- OBJECTIVE: Copy each line that contains the word "image".

(Items from a data source)
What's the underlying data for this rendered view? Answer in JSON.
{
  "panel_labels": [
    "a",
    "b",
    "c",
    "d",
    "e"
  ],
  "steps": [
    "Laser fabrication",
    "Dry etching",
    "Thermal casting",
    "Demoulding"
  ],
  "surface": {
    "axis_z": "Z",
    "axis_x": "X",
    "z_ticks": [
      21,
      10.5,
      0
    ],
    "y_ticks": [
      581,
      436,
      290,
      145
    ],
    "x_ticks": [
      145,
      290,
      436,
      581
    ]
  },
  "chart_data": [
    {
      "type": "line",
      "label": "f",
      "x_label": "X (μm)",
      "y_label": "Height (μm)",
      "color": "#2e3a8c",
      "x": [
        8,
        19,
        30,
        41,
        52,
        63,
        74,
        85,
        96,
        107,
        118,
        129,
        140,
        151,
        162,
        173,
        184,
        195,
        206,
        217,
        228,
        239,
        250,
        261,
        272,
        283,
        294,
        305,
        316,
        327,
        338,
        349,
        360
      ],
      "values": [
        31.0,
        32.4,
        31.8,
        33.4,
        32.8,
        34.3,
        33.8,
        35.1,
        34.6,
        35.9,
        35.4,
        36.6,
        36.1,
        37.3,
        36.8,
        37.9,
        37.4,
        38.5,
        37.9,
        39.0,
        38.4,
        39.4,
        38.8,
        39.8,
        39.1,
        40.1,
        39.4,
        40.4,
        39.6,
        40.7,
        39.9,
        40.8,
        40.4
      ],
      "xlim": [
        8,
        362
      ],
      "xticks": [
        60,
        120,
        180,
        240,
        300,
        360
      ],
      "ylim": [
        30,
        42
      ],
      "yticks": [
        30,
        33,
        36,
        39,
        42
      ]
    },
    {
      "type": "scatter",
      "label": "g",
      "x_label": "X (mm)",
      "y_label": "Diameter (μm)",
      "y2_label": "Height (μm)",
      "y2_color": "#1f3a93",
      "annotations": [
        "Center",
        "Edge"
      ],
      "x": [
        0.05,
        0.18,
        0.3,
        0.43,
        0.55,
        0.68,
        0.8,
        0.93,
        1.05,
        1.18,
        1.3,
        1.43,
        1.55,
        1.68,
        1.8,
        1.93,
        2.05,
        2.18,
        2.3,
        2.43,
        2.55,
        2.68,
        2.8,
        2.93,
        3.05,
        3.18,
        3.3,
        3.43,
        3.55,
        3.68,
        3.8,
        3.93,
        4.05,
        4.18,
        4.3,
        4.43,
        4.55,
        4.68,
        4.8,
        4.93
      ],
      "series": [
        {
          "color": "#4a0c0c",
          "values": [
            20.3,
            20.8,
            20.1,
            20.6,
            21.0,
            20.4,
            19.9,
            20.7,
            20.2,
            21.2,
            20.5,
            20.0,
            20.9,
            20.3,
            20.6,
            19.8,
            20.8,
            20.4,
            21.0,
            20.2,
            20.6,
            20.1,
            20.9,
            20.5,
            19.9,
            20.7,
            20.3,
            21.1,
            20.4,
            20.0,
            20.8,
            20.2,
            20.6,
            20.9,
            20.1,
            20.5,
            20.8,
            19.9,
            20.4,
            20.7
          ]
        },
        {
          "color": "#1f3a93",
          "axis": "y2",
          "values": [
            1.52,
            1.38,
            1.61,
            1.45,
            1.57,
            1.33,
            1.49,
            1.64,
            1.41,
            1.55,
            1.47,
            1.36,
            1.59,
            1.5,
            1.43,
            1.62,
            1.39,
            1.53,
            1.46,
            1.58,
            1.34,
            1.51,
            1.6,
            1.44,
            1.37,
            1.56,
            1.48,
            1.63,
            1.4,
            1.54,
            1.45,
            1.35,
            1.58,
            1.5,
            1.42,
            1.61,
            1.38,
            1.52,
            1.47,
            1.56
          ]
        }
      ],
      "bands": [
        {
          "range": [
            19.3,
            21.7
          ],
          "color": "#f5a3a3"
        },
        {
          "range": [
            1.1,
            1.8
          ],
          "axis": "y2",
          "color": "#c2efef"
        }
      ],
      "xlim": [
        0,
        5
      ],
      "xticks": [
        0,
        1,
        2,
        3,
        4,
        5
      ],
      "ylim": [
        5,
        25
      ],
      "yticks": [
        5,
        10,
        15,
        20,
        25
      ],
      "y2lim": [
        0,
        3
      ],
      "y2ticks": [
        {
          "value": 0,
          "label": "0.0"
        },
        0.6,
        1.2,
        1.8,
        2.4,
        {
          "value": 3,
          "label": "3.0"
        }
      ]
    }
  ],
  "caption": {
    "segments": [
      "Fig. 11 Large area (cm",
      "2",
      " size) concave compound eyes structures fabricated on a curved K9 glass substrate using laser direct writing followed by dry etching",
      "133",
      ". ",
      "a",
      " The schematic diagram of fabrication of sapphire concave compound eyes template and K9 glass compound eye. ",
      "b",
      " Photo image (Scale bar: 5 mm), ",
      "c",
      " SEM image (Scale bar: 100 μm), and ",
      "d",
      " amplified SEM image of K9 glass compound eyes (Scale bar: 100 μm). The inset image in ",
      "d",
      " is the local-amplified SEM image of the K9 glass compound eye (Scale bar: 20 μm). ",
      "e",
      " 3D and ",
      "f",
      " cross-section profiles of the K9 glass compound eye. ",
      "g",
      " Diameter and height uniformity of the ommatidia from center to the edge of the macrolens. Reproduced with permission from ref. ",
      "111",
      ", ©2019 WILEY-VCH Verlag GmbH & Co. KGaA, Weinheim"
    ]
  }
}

- OUTPUT BELOW:
      " Photo image (Scale bar: 5 mm), ",
      " SEM image (Scale bar: 100 μm), and ",
      " amplified SEM image of K9 glass compound eyes (Scale bar: 100 μm). The inset image in ",
      " is the local-amplified SEM image of the K9 glass compound eye (Scale bar: 20 μm). ",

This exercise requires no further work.